>>>
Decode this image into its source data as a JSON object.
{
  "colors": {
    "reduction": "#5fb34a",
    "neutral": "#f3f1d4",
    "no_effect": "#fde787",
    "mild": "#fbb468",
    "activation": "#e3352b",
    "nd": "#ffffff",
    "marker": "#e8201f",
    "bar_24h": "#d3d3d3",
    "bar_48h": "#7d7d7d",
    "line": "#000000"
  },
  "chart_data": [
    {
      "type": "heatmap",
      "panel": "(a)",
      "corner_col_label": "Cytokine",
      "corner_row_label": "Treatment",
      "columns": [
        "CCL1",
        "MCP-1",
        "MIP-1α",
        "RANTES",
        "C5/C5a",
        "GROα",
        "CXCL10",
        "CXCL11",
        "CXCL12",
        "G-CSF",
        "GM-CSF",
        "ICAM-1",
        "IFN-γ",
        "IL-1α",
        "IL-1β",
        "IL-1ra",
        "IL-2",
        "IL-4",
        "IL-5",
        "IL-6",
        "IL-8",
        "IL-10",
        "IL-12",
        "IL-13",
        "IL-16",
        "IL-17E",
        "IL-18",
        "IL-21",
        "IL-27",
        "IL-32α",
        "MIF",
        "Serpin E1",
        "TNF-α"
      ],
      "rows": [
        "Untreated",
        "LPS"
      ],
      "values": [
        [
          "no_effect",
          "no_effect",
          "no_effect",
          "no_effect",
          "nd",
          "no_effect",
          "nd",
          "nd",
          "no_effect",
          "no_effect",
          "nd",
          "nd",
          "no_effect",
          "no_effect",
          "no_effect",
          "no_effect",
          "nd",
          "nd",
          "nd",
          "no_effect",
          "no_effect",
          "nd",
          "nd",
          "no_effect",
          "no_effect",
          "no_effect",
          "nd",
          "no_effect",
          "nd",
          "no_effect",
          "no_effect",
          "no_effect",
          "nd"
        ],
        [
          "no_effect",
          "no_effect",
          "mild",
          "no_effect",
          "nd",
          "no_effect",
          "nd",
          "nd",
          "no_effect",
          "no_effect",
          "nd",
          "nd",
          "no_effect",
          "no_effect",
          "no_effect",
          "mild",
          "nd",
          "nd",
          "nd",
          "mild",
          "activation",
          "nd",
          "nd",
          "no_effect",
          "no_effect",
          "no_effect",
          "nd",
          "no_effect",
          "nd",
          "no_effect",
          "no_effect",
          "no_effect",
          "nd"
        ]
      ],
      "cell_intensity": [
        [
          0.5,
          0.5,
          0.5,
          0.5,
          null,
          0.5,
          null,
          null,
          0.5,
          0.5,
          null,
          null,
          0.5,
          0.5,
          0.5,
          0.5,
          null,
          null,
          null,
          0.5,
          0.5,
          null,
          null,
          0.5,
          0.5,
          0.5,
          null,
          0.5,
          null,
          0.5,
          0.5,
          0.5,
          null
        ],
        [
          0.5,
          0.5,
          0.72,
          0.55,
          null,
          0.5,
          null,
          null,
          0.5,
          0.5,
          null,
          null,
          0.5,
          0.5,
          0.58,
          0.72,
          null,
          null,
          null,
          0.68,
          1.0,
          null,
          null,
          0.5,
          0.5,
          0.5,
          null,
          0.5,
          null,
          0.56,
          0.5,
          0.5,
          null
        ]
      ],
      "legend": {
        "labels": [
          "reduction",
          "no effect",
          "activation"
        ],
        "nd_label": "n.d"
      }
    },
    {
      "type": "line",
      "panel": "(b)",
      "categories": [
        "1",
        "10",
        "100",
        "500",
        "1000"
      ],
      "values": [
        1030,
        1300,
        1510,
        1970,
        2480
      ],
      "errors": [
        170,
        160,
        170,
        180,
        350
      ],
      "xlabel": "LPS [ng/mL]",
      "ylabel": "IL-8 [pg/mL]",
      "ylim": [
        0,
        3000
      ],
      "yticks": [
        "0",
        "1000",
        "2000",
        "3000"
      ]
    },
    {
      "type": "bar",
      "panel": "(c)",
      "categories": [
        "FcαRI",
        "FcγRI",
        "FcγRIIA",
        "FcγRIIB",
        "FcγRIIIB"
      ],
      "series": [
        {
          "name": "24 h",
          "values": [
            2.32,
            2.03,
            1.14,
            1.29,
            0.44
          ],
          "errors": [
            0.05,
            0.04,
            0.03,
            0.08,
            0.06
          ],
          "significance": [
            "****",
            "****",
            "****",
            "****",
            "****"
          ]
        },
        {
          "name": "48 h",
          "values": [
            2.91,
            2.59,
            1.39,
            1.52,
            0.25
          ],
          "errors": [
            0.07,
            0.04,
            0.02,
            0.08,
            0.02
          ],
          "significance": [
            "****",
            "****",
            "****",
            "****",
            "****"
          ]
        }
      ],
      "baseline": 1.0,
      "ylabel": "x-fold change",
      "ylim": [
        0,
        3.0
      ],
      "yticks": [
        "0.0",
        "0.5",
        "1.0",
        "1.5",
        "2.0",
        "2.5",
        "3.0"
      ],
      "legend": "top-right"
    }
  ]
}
<<<
What this task involves
Each record must be returned exactly as it is written.

Exercise output
Decode this image into its source data as a JSON object.
{
  "colors": {
    "reduction": "#5fb34a",
    "neutral": "#f3f1d4",
    "no_effect": "#fde787",
    "mild": "#fbb468",
    "activation": "#e3352b",
    "nd": "#ffffff",
    "marker": "#e8201f",
    "bar_24h": "#d3d3d3",
    "bar_48h": "#7d7d7d",
    "line": "#000000"
  },
  "chart_data": [
    {
      "type": "heatmap",
      "panel": "(a)",
      "corner_col_label": "Cytokine",
      "corner_row_label": "Treatment",
      "columns": [
        "CCL1",
        "MCP-1",
        "MIP-1α",
        "RANTES",
        "C5/C5a",
        "GROα",
        "CXCL10",
        "CXCL11",
        "CXCL12",
        "G-CSF",
        "GM-CSF",
        "ICAM-1",
        "IFN-γ",
        "IL-1α",
        "IL-1β",
        "IL-1ra",
        "IL-2",
        "IL-4",
        "IL-5",
        "IL-6",
        "IL-8",
        "IL-10",
        "IL-12",
        "IL-13",
        "IL-16",
        "IL-17E",
        "IL-18",
        "IL-21",
        "IL-27",
        "IL-32α",
        "MIF",
        "Serpin E1",
        "TNF-α"
      ],
      "rows": [
        "Untreated",
        "LPS"
      ],
      "values": [
        [
          "no_effect",
          "no_effect",
          "no_effect",
          "no_effect",
          "nd",
          "no_effect",
          "nd",
          "nd",
          "no_effect",
          "no_effect",
          "nd",
          "nd",
          "no_effect",
          "no_effect",
          "no_effect",
          "no_effect",
          "nd",
          "nd",
          "nd",
          "no_effect",
          "no_effect",
          "nd",
          "nd",
          "no_effect",
          "no_effect",
          "no_effect",
          "nd",
          "no_effect",
          "nd",
          "no_effect",
          "no_effect",
          "no_effect",
          "nd"
        ],
        [
          "no_effect",
          "no_effect",
          "mild",
          "no_effect",
          "nd",
          "no_effect",
          "nd",
          "nd",
          "no_effect",
          "no_effect",
          "nd",
          "nd",
          "no_effect",
          "no_effect",
          "no_effect",
          "mild",
          "nd",
          "nd",
          "nd",
          "mild",
          "activation",
          "nd",
          "nd",
          "no_effect",
          "no_effect",
          "no_effect",
          "nd",
          "no_effect",
          "nd",
          "no_effect",
          "no_effect",
          "no_effect",
          "nd"
        ]
      ],
      "cell_intensity": [
        [
          0.5,
          0.5,
          0.5,
          0.5,
          null,
          0.5,
          null,
          null,
          0.5,
          0.5,
          null,
          null,
          0.5,
          0.5,
          0.5,
          0.5,
          null,
          null,
          null,
          0.5,
          0.5,
          null,
          null,
          0.5,
          0.5,
          0.5,
          null,
          0.5,
          null,
          0.5,
          0.5,
          0.5,
          null
        ],
        [
          0.5,
          0.5,
          0.72,
          0.55,
          null,
          0.5,
          null,
          null,
          0.5,
          0.5,
          null,
          null,
          0.5,
          0.5,
          0.58,
          0.72,
          null,
          null,
          null,
          0.68,
          1.0,
          null,
          null,
          0.5,
          0.5,
          0.5,
          null,
          0.5,
          null,
          0.56,
          0.5,
          0.5,
          null
        ]
      ],
      "legend": {
        "labels": [
          "reduction",
          "no effect",
          "activation"
        ],
        "nd_label": "n.d"
      }
    },
    {
      "type": "line",
      "panel": "(b)",
      "categories": [
        "1",
        "10",
        "100",
        "500",
        "1000"
      ],
      "values": [
        1030,
        1300,
        1510,
        1970,
        2480
      ],
      "errors": [
        170,
        160,
        170,
        180,
        350
      ],
      "xlabel": "LPS [ng/mL]",
      "ylabel": "IL-8 [pg/mL]",
      "ylim": [
        0,
        3000
      ],
      "yticks": [
        "0",
        "1000",
        "2000",
        "3000"
      ]
    },
    {
      "type": "bar",
      "panel": "(c)",
      "categories": [
        "FcαRI",
        "FcγRI",
        "FcγRIIA",
        "FcγRIIB",
        "FcγRIIIB"
      ],
      "series": [
        {
          "name": "24 h",
          "values": [
            2.32,
            2.03,
            1.14,
            1.29,
            0.44
          ],
          "errors": [
            0.05,
            0.04,
            0.03,
            0.08,
            0.06
          ],
          "significance": [
            "****",
            "****",
            "****",
            "****",
            "****"
          ]
        },
        {
          "name": "48 h",
          "values": [
            2.91,
            2.59,
            1.39,
            1.52,
            0.25
          ],
          "errors": [
            0.07,
            0.04,
            0.02,
            0.08,
            0.02
          ],
          "significance": [
            "****",
            "****",
            "****",
            "****",
            "****"
          ]
        }
      ],
      "baseline": 1.0,
      "ylabel": "x-fold change",
      "ylim": [
        0,
        3.0
      ],
      "yticks": [
        "0.0",
        "0.5",
        "1.0",
        "1.5",
        "2.0",
        "2.5",
        "3.0"
      ],
      "legend": "top-right"
    }
  ]
}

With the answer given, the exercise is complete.